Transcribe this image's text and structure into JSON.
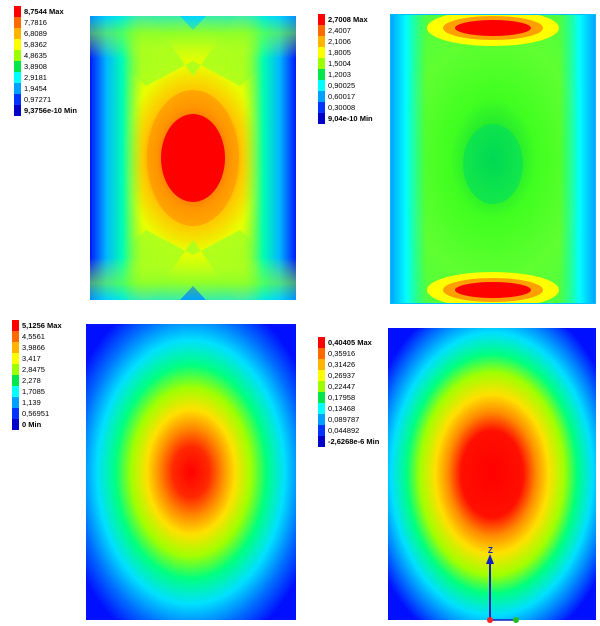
{
  "panels": [
    {
      "id": "top-left",
      "legend": [
        "8,7544 Max",
        "7,7816",
        "6,8089",
        "5,8362",
        "4,8635",
        "3,8908",
        "2,9181",
        "1,9454",
        "0,97271",
        "9,3756e-10 Min"
      ],
      "legend_colors": [
        "#ff0000",
        "#ff6a00",
        "#ffb400",
        "#ffff00",
        "#9cff00",
        "#00e64b",
        "#00ffff",
        "#00a0ff",
        "#0033ff",
        "#0000c8"
      ]
    },
    {
      "id": "top-right",
      "legend": [
        "2,7008 Max",
        "2,4007",
        "2,1006",
        "1,8005",
        "1,5004",
        "1,2003",
        "0,90025",
        "0,60017",
        "0,30008",
        "9,04e-10 Min"
      ],
      "legend_colors": [
        "#ff0000",
        "#ff6a00",
        "#ffb400",
        "#ffff00",
        "#9cff00",
        "#00e64b",
        "#00ffff",
        "#00a0ff",
        "#0033ff",
        "#0000c8"
      ]
    },
    {
      "id": "bottom-left",
      "legend": [
        "5,1256 Max",
        "4,5561",
        "3,9866",
        "3,417",
        "2,8475",
        "2,278",
        "1,7085",
        "1,139",
        "0,56951",
        "0 Min"
      ],
      "legend_colors": [
        "#ff0000",
        "#ff6a00",
        "#ffb400",
        "#ffff00",
        "#9cff00",
        "#00e64b",
        "#00ffff",
        "#00a0ff",
        "#0033ff",
        "#0000c8"
      ]
    },
    {
      "id": "bottom-right",
      "legend": [
        "0,40405 Max",
        "0,35916",
        "0,31426",
        "0,26937",
        "0,22447",
        "0,17958",
        "0,13468",
        "0,089787",
        "0,044892",
        "-2,6268e-6 Min"
      ],
      "legend_colors": [
        "#ff0000",
        "#ff6a00",
        "#ffb400",
        "#ffff00",
        "#9cff00",
        "#00e64b",
        "#00ffff",
        "#00a0ff",
        "#0033ff",
        "#0000c8"
      ]
    }
  ],
  "axis": {
    "z_label": "Z"
  }
}
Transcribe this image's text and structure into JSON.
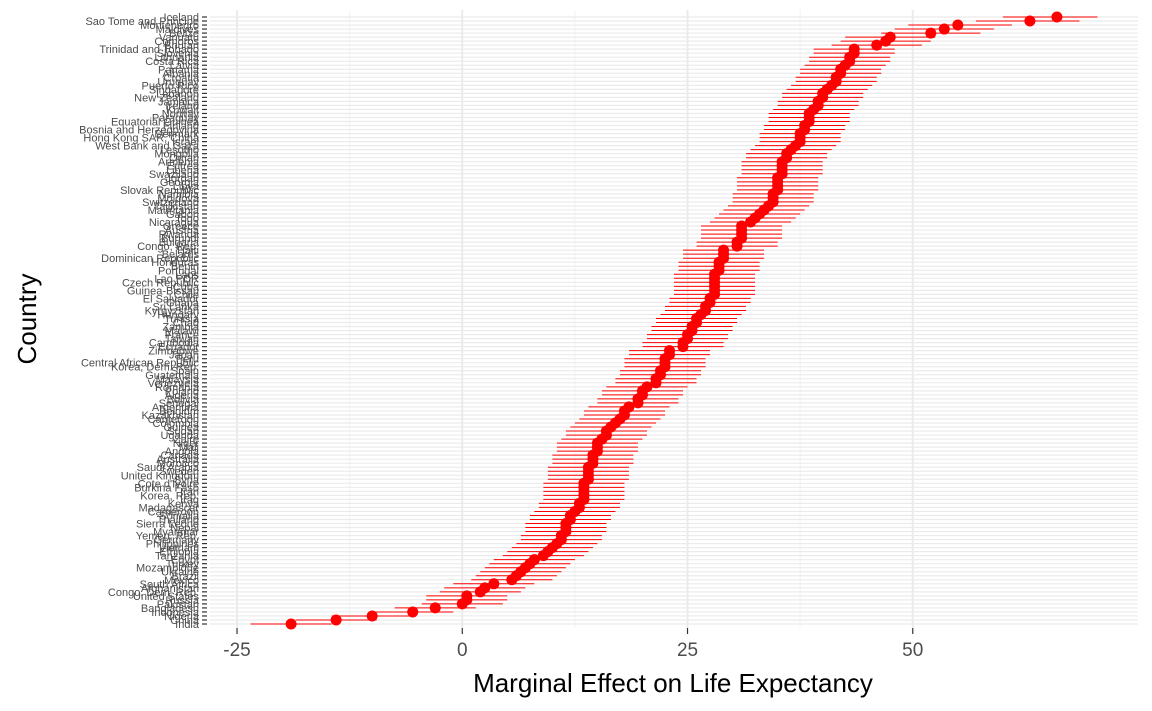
====
▶ [Set problem]: Every record above should come back exactly, but without its pictures.

▶ [Answer to the task]:
Transcribe this image's text and structure into JSON.
{
  "panels": [
    {
      "id": "top-left",
      "legend": [
        "8,7544 Max",
        "7,7816",
        "6,8089",
        "5,8362",
        "4,8635",
        "3,8908",
        "2,9181",
        "1,9454",
        "0,97271",
        "9,3756e-10 Min"
      ],
      "legend_colors": [
        "#ff0000",
        "#ff6a00",
        "#ffb400",
        "#ffff00",
        "#9cff00",
        "#00e64b",
        "#00ffff",
        "#00a0ff",
        "#0033ff",
        "#0000c8"
      ]
    },
    {
      "id": "top-right",
      "legend": [
        "2,7008 Max",
        "2,4007",
        "2,1006",
        "1,8005",
        "1,5004",
        "1,2003",
        "0,90025",
        "0,60017",
        "0,30008",
        "9,04e-10 Min"
      ],
      "legend_colors": [
        "#ff0000",
        "#ff6a00",
        "#ffb400",
        "#ffff00",
        "#9cff00",
        "#00e64b",
        "#00ffff",
        "#00a0ff",
        "#0033ff",
        "#0000c8"
      ]
    },
    {
      "id": "bottom-left",
      "legend": [
        "5,1256 Max",
        "4,5561",
        "3,9866",
        "3,417",
        "2,8475",
        "2,278",
        "1,7085",
        "1,139",
        "0,56951",
        "0 Min"
      ],
      "legend_colors": [
        "#ff0000",
        "#ff6a00",
        "#ffb400",
        "#ffff00",
        "#9cff00",
        "#00e64b",
        "#00ffff",
        "#00a0ff",
        "#0033ff",
        "#0000c8"
      ]
    },
    {
      "id": "bottom-right",
      "legend": [
        "0,40405 Max",
        "0,35916",
        "0,31426",
        "0,26937",
        "0,22447",
        "0,17958",
        "0,13468",
        "0,089787",
        "0,044892",
        "-2,6268e-6 Min"
      ],
      "legend_colors": [
        "#ff0000",
        "#ff6a00",
        "#ffb400",
        "#ffff00",
        "#9cff00",
        "#00e64b",
        "#00ffff",
        "#00a0ff",
        "#0033ff",
        "#0000c8"
      ]
    }
  ],
  "axis": {
    "z_label": "Z"
  }
}
Transcribe this image's text and structure into JSON.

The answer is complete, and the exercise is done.